• Given exercise: Write out the entire listing below exactly, with the pictures left out.
_ _ _
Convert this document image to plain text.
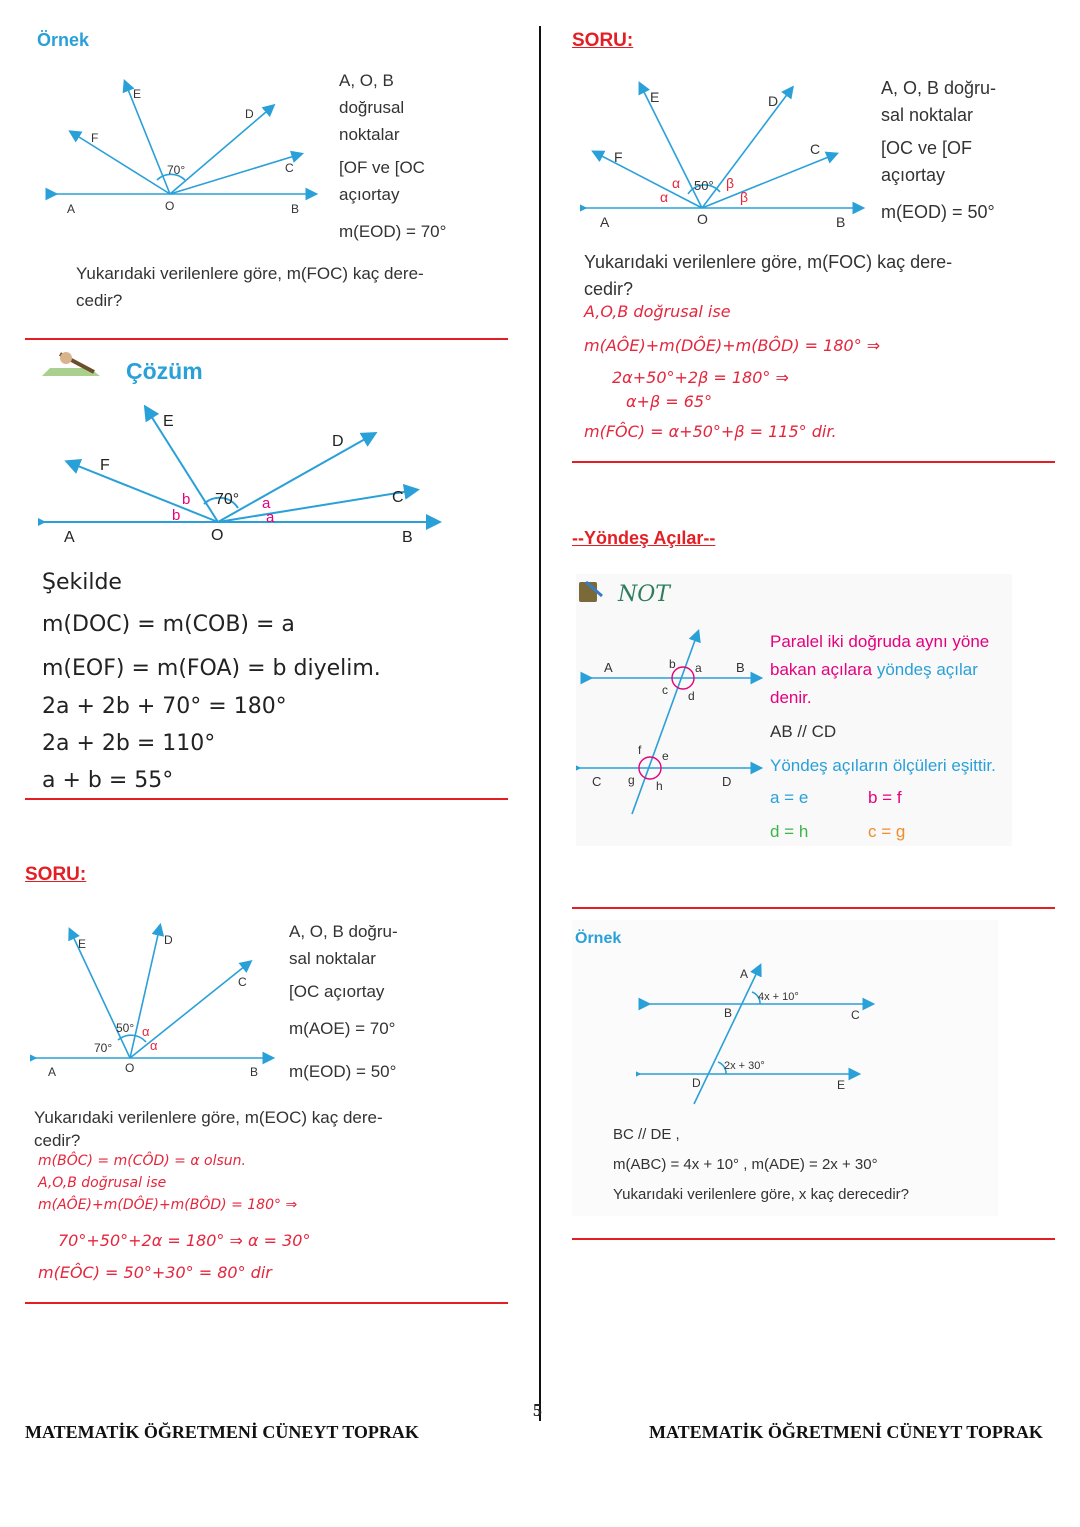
Örnek
E
D
F
C
A	O	B
70°
A, O, B
doğrusal
noktalar
[OF ve [OC
açıortay
m(EOD) = 70°
Yukarıdaki verilenlere göre, m(FOC) kaç dere-
cedir?
Çözüm
E
D
F
C
A	O	B
70°
b
b
a
a
Şekilde
m(DOC) = m(COB) = a
m(EOF) = m(FOA) = b diyelim.
2a + 2b + 70° = 180°
2a + 2b = 110°
a + b = 55°
SORU:
E	D
C
A	O	B
50°
70°
α
α
A, O, B doğru-
sal noktalar
[OC açıortay
m(AOE) = 70°
m(EOD) = 50°
Yukarıdaki verilenlere göre, m(EOC) kaç dere-
cedir?
m(BÔC) = m(CÔD) = α olsun.
A,O,B doğrusal ise
m(AÔE)+m(DÔE)+m(BÔD) = 180° ⇒
70°+50°+2α = 180° ⇒ α = 30°
m(EÔC) = 50°+30° = 80° dir
SORU:
E	D
F	C
A	O	B
50°
α
α
β
β
A, O, B doğru-
sal noktalar
[OC ve [OF
açıortay
m(EOD) = 50°
Yukarıdaki verilenlere göre, m(FOC) kaç dere-
cedir?
A,O,B doğrusal ise
m(AÔE)+m(DÔE)+m(BÔD) = 180° ⇒
2α+50°+2β = 180° ⇒
α+β = 65°
m(FÔC) = α+50°+β = 115° dir.
--Yöndeş Açılar--
NOT
A	B
C	D
b a
c d
f e
g h
Paralel iki doğruda aynı yöne
bakan açılara yöndeş açılar
denir.
AB // CD
Yöndeş açıların ölçüleri eşittir.
a = e	b = f
d = h	c = g
Örnek
A
B	C
D	E
4x + 10°
2x + 30°
BC // DE ,
m(ABC) = 4x + 10° , m(ADE) = 2x + 30°
Yukarıdaki verilenlere göre, x kaç derecedir?
5
MATEMATİK ÖĞRETMENİ CÜNEYT TOPRAK	MATEMATİK ÖĞRETMENİ CÜNEYT TOPRAK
_ _ _
• Response below:
Convert this document image to plain text.
Örnek
E
D
F
C
A	O	B
70°
A, O, B
doğrusal
noktalar
[OF ve [OC
açıortay
m(EOD) = 70°
Yukarıdaki verilenlere göre, m(FOC) kaç dere-
cedir?
Çözüm
E
D
F
C
A	O	B
70°
b
b
a
a
Şekilde
m(DOC) = m(COB) = a
m(EOF) = m(FOA) = b diyelim.
2a + 2b + 70° = 180°
2a + 2b = 110°
a + b = 55°
SORU:
E	D
C
A	O	B
50°
70°
α
α
A, O, B doğru-
sal noktalar
[OC açıortay
m(AOE) = 70°
m(EOD) = 50°
Yukarıdaki verilenlere göre, m(EOC) kaç dere-
cedir?
m(BÔC) = m(CÔD) = α olsun.
A,O,B doğrusal ise
m(AÔE)+m(DÔE)+m(BÔD) = 180° ⇒
70°+50°+2α = 180° ⇒ α = 30°
m(EÔC) = 50°+30° = 80° dir
SORU:
E	D
F	C
A	O	B
50°
α
α
β
β
A, O, B doğru-
sal noktalar
[OC ve [OF
açıortay
m(EOD) = 50°
Yukarıdaki verilenlere göre, m(FOC) kaç dere-
cedir?
A,O,B doğrusal ise
m(AÔE)+m(DÔE)+m(BÔD) = 180° ⇒
2α+50°+2β = 180° ⇒
α+β = 65°
m(FÔC) = α+50°+β = 115° dir.
--Yöndeş Açılar--
NOT
A	B
C	D
b a
c d
f e
g h
Paralel iki doğruda aynı yöne
bakan açılara yöndeş açılar
denir.
AB // CD
Yöndeş açıların ölçüleri eşittir.
a = e	b = f
d = h	c = g
Örnek
A
B	C
D	E
4x + 10°
2x + 30°
BC // DE ,
m(ABC) = 4x + 10° , m(ADE) = 2x + 30°
Yukarıdaki verilenlere göre, x kaç derecedir?
5
MATEMATİK ÖĞRETMENİ CÜNEYT TOPRAK	MATEMATİK ÖĞRETMENİ CÜNEYT TOPRAK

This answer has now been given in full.